• [EXERCISE INSTRUCTIONS]:
Without the pictures, write out all the lines below exactly as they appear.

• [Stored dataset items]:
"""
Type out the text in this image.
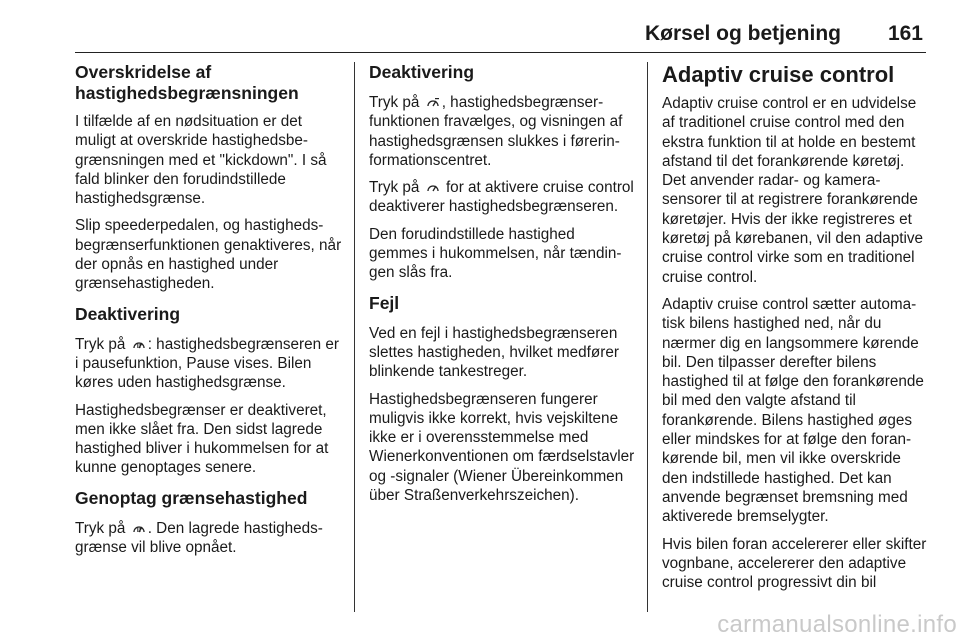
Kørsel og betjening 161
Overskridelse af hastighedsbegrænsningen

I tilfælde af en nødsituation er det muligt at overskride hastighedsbegrænsningen med et "kickdown". I så fald blinker den forudindstillede hastighedsgrænse.

Slip speederpedalen, og hastighedsbegrænserfunktionen genaktiveres, når der opnås en hastighed under grænsehastigheden.

Deaktivering

Tryk på : hastighedsbegrænseren er i pausefunktion, Pause vises. Bilen køres uden hastighedsgrænse.

Hastighedsbegrænser er deaktiveret, men ikke slået fra. Den sidst lagrede hastighed bliver i hukommelsen for at kunne genoptages senere.

Genoptag grænsehastighed

Tryk på . Den lagrede hastighedsgrænse vil blive opnået.

Deaktivering

Tryk på , hastighedsbegrænserfunktionen fravælges, og visningen af hastighedsgrænsen slukkes i førerinformationscentret.

Tryk på for at aktivere cruise control deaktiverer hastighedsbegrænseren.

Den forudindstillede hastighed gemmes i hukommelsen, når tændingen slås fra.

Fejl

Ved en fejl i hastighedsbegrænseren slettes hastigheden, hvilket medfører blinkende tankestreger.

Hastighedsbegrænseren fungerer muligvis ikke korrekt, hvis vejskiltene ikke er i overensstemmelse med Wienerkonventionen om færdselstavler og -signaler (Wiener Übereinkommen über Straßenverkehrszeichen).

Adaptiv cruise control

Adaptiv cruise control er en udvidelse af traditionel cruise control med den ekstra funktion til at holde en bestemt afstand til det forankørende køretøj. Det anvender radar- og kamerasensorer til at registrere forankørende køretøjer. Hvis der ikke registreres et køretøj på kørebanen, vil den adaptive cruise control virke som en traditionel cruise control.

Adaptiv cruise control sætter automatisk bilens hastighed ned, når du nærmer dig en langsommere kørende bil. Den tilpasser derefter bilens hastighed til at følge den forankørende bil med den valgte afstand til forankørende. Bilens hastighed øges eller mindskes for at følge den forankørende bil, men vil ikke overskride den indstillede hastighed. Det kan anvende begrænset bremsning med aktiverede bremselygter.

Hvis bilen foran accelererer eller skifter vognbane, accelererer den adaptive cruise control progressivt din bil

carmanualsonline.info
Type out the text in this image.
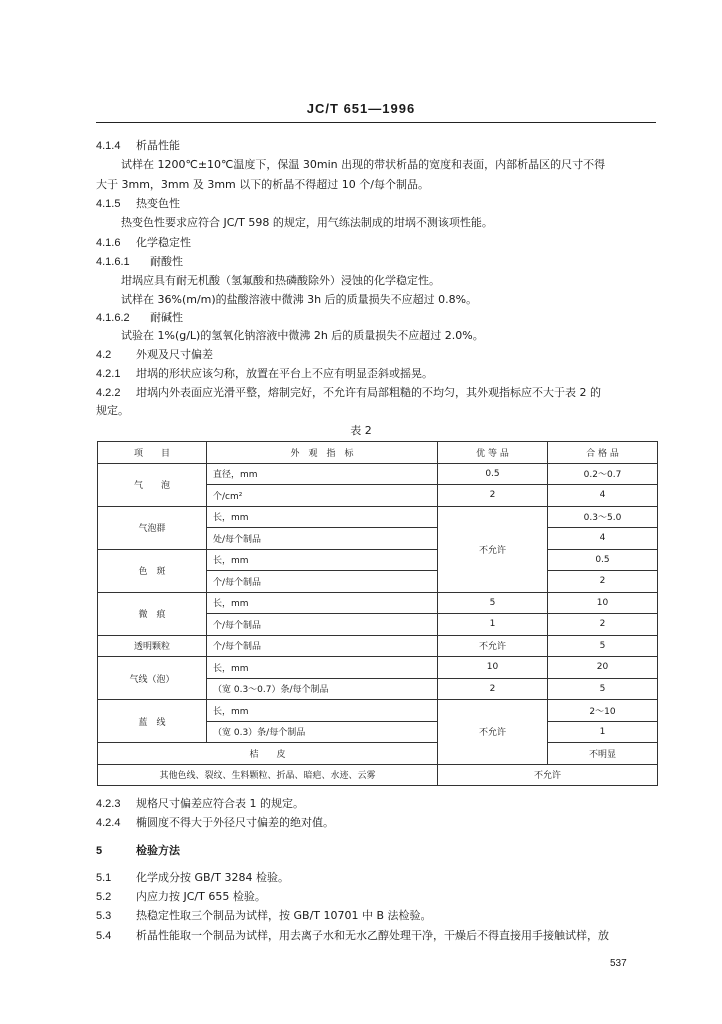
JC/T 651—1996
4.1.4 析晶性能
试样在 1200℃±10℃温度下，保温 30min 出现的带状析晶的宽度和表面，内部析晶区的尺寸不得
大于 3mm，3mm 及 3mm 以下的析晶不得超过 10 个/每个制品。
4.1.5 热变色性
热变色性要求应符合 JC/T 598 的规定，用气练法制成的坩埚不测该项性能。
4.1.6 化学稳定性
4.1.6.1 耐酸性
坩埚应具有耐无机酸（氢氟酸和热磷酸除外）浸蚀的化学稳定性。
试样在 36%(m/m)的盐酸溶液中微沸 3h 后的质量损失不应超过 0.8%。
4.1.6.2 耐碱性
试验在 1%(g/L)的氢氧化钠溶液中微沸 2h 后的质量损失不应超过 2.0%。
4.2 外观及尺寸偏差
4.2.1 坩埚的形状应该匀称，放置在平台上不应有明显歪斜或摇晃。
4.2.2 坩埚内外表面应光滑平整，熔制完好，不允许有局部粗糙的不均匀，其外观指标应不大于表 2 的
规定。
表 2
项　　目	外　观　指　标	优 等 品	合 格 品
气　　泡	直径，mm	0.5	0.2～0.7
	个/cm²	2	4
气泡群	长，mm	不允许	0.3～5.0
	处/每个制品		4
色　斑	长，mm		0.5
	个/每个制品		2
微　痕	长，mm	5	10
	个/每个制品	1	2
透明颗粒	个/每个制品	不允许	5
气线（泡）	长，mm	10	20
	（宽 0.3～0.7）条/每个制品	2	5
蓝　线	长，mm	不允许	2～10
	（宽 0.3）条/每个制品		1
桔　　皮			不明显
其他色线、裂纹、生料颗粒、折晶、暗疤、水迹、云雾		不允许	
4.2.3 规格尺寸偏差应符合表 1 的规定。
4.2.4 椭圆度不得大于外径尺寸偏差的绝对值。
5	检验方法
5.1 化学成分按 GB/T 3284 检验。
5.2 内应力按 JC/T 655 检验。
5.3 热稳定性取三个制品为试样，按 GB/T 10701 中 B 法检验。
5.4 析晶性能取一个制品为试样，用去离子水和无水乙醇处理干净，干燥后不得直接用手接触试样，放
537
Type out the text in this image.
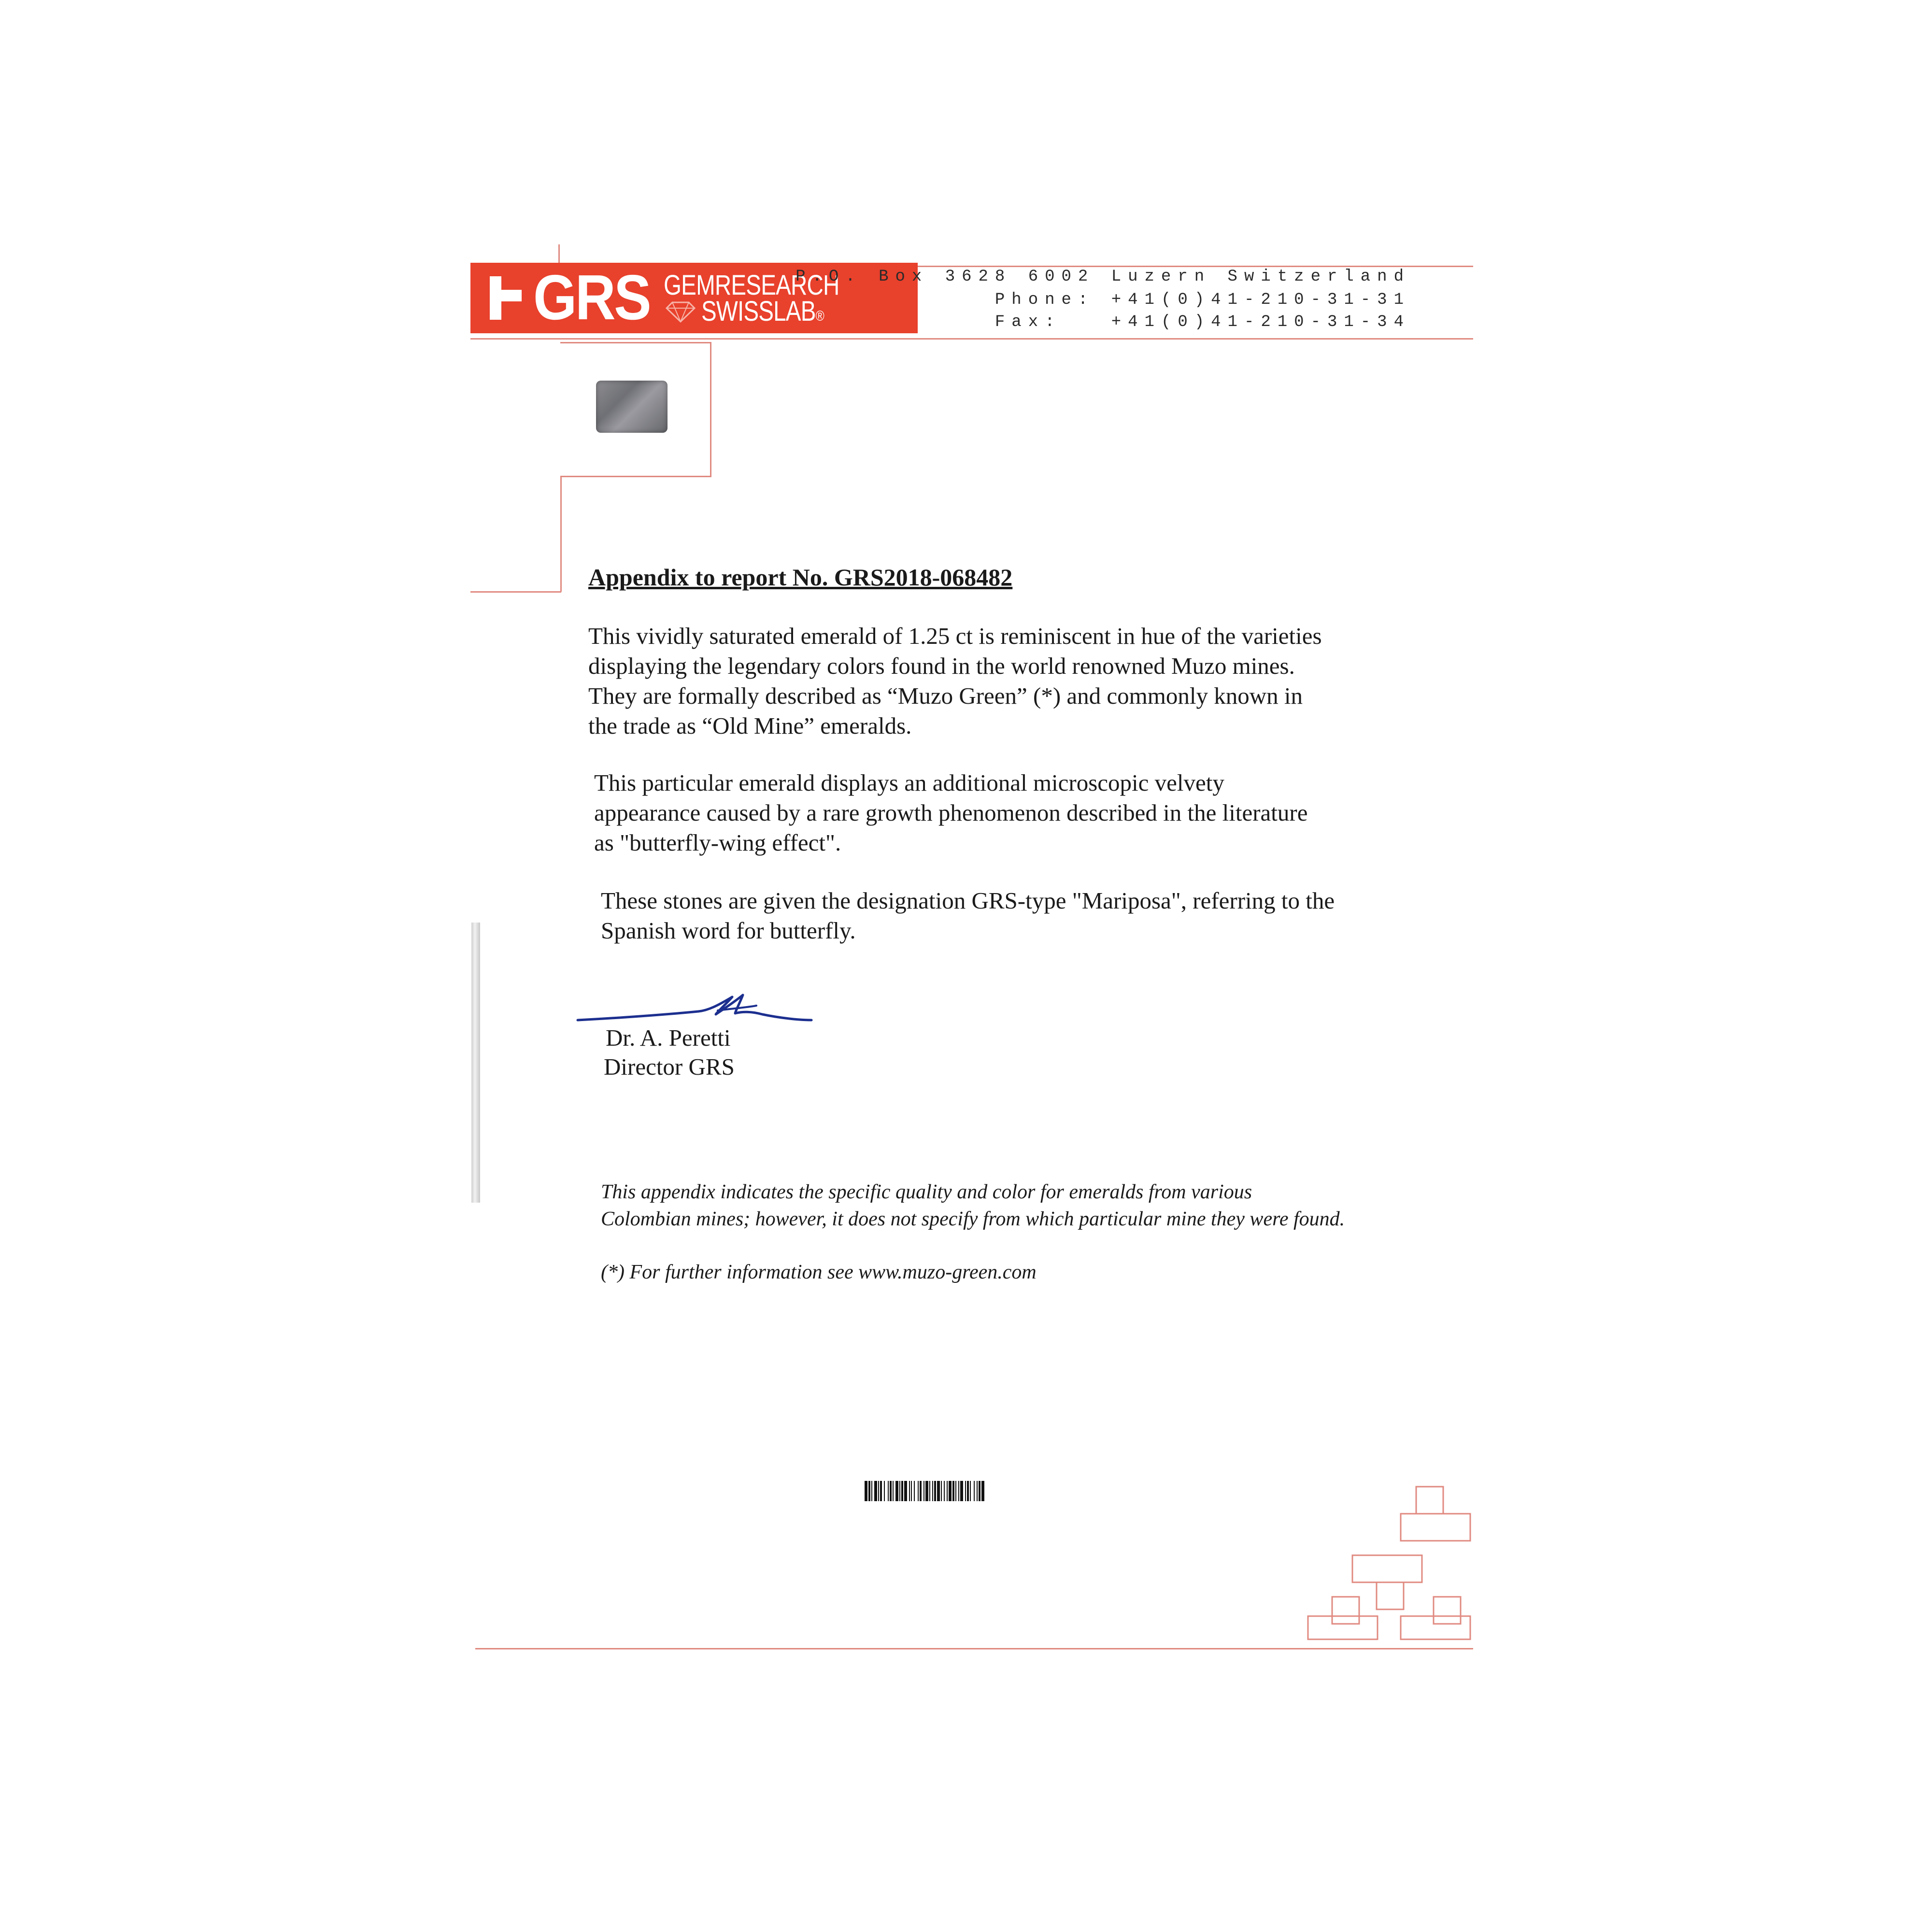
GRS GEMRESEARCH
SWISSLAB®
P.O. Box 3628 6002 Luzern Switzerland
Phone: +41(0)41-210-31-31
Fax:   +41(0)41-210-31-34
Appendix to report No. GRS2018-068482
This vividly saturated emerald of 1.25 ct is reminiscent in hue of the varieties
displaying the legendary colors found in the world renowned Muzo mines.
They are formally described as “Muzo Green” (*) and commonly known in
the trade as “Old Mine” emeralds.
This particular emerald displays an additional microscopic velvety
appearance caused by a rare growth phenomenon described in the literature
as "butterfly-wing effect".
These stones are given the designation GRS-type "Mariposa", referring to the
Spanish word for butterfly.
Dr. A. Peretti
Director GRS
This appendix indicates the specific quality and color for emeralds from various
Colombian mines; however, it does not specify from which particular mine they were found.
(*) For further information see www.muzo-green.com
"""
• [RESPONSE]:
Type out the text in this image.
Kørsel og betjening 161
Overskridelse af hastighedsbegrænsningen

I tilfælde af en nødsituation er det muligt at overskride hastighedsbegrænsningen med et "kickdown". I så fald blinker den forudindstillede hastighedsgrænse.

Slip speederpedalen, og hastighedsbegrænserfunktionen genaktiveres, når der opnås en hastighed under grænsehastigheden.

Deaktivering

Tryk på : hastighedsbegrænseren er i pausefunktion, Pause vises. Bilen køres uden hastighedsgrænse.

Hastighedsbegrænser er deaktiveret, men ikke slået fra. Den sidst lagrede hastighed bliver i hukommelsen for at kunne genoptages senere.

Genoptag grænsehastighed

Tryk på . Den lagrede hastighedsgrænse vil blive opnået.

Deaktivering

Tryk på , hastighedsbegrænserfunktionen fravælges, og visningen af hastighedsgrænsen slukkes i førerinformationscentret.

Tryk på for at aktivere cruise control deaktiverer hastighedsbegrænseren.

Den forudindstillede hastighed gemmes i hukommelsen, når tændingen slås fra.

Fejl

Ved en fejl i hastighedsbegrænseren slettes hastigheden, hvilket medfører blinkende tankestreger.

Hastighedsbegrænseren fungerer muligvis ikke korrekt, hvis vejskiltene ikke er i overensstemmelse med Wienerkonventionen om færdselstavler og -signaler (Wiener Übereinkommen über Straßenverkehrszeichen).

Adaptiv cruise control

Adaptiv cruise control er en udvidelse af traditionel cruise control med den ekstra funktion til at holde en bestemt afstand til det forankørende køretøj. Det anvender radar- og kamerasensorer til at registrere forankørende køretøjer. Hvis der ikke registreres et køretøj på kørebanen, vil den adaptive cruise control virke som en traditionel cruise control.

Adaptiv cruise control sætter automatisk bilens hastighed ned, når du nærmer dig en langsommere kørende bil. Den tilpasser derefter bilens hastighed til at følge den forankørende bil med den valgte afstand til forankørende. Bilens hastighed øges eller mindskes for at følge den forankørende bil, men vil ikke overskride den indstillede hastighed. Det kan anvende begrænset bremsning med aktiverede bremselygter.

Hvis bilen foran accelererer eller skifter vognbane, accelererer den adaptive cruise control progressivt din bil

carmanualsonline.info
Type out the text in this image.
JC/T 651—1996
4.1.4 析晶性能
试样在 1200℃±10℃温度下，保温 30min 出现的带状析晶的宽度和表面，内部析晶区的尺寸不得
大于 3mm，3mm 及 3mm 以下的析晶不得超过 10 个/每个制品。
4.1.5 热变色性
热变色性要求应符合 JC/T 598 的规定，用气练法制成的坩埚不测该项性能。
4.1.6 化学稳定性
4.1.6.1 耐酸性
坩埚应具有耐无机酸（氢氟酸和热磷酸除外）浸蚀的化学稳定性。
试样在 36%(m/m)的盐酸溶液中微沸 3h 后的质量损失不应超过 0.8%。
4.1.6.2 耐碱性
试验在 1%(g/L)的氢氧化钠溶液中微沸 2h 后的质量损失不应超过 2.0%。
4.2 外观及尺寸偏差
4.2.1 坩埚的形状应该匀称，放置在平台上不应有明显歪斜或摇晃。
4.2.2 坩埚内外表面应光滑平整，熔制完好，不允许有局部粗糙的不均匀，其外观指标应不大于表 2 的
规定。
表 2
项　　目	外　观　指　标	优 等 品	合 格 品
气　　泡	直径，mm	0.5	0.2～0.7
	个/cm²	2	4
气泡群	长，mm	不允许	0.3～5.0
	处/每个制品		4
色　斑	长，mm		0.5
	个/每个制品		2
微　痕	长，mm	5	10
	个/每个制品	1	2
透明颗粒	个/每个制品	不允许	5
气线（泡）	长，mm	10	20
	（宽 0.3～0.7）条/每个制品	2	5
蓝　线	长，mm	不允许	2～10
	（宽 0.3）条/每个制品		1
桔　　皮			不明显
其他色线、裂纹、生料颗粒、折晶、暗疤、水迹、云雾		不允许	
4.2.3 规格尺寸偏差应符合表 1 的规定。
4.2.4 椭圆度不得大于外径尺寸偏差的绝对值。
5	检验方法
5.1 化学成分按 GB/T 3284 检验。
5.2 内应力按 JC/T 655 检验。
5.3 热稳定性取三个制品为试样，按 GB/T 10701 中 B 法检验。
5.4 析晶性能取一个制品为试样，用去离子水和无水乙醇处理干净，干燥后不得直接用手接触试样，放
537
Type out the text in this image.
GRS GEMRESEARCH
SWISSLAB®
P.O. Box 3628 6002 Luzern Switzerland
Phone: +41(0)41-210-31-31
Fax:   +41(0)41-210-31-34
Appendix to report No. GRS2018-068482
This vividly saturated emerald of 1.25 ct is reminiscent in hue of the varieties
displaying the legendary colors found in the world renowned Muzo mines.
They are formally described as “Muzo Green” (*) and commonly known in
the trade as “Old Mine” emeralds.
This particular emerald displays an additional microscopic velvety
appearance caused by a rare growth phenomenon described in the literature
as "butterfly-wing effect".
These stones are given the designation GRS-type "Mariposa", referring to the
Spanish word for butterfly.
Dr. A. Peretti
Director GRS
This appendix indicates the specific quality and color for emeralds from various
Colombian mines; however, it does not specify from which particular mine they were found.
(*) For further information see www.muzo-green.com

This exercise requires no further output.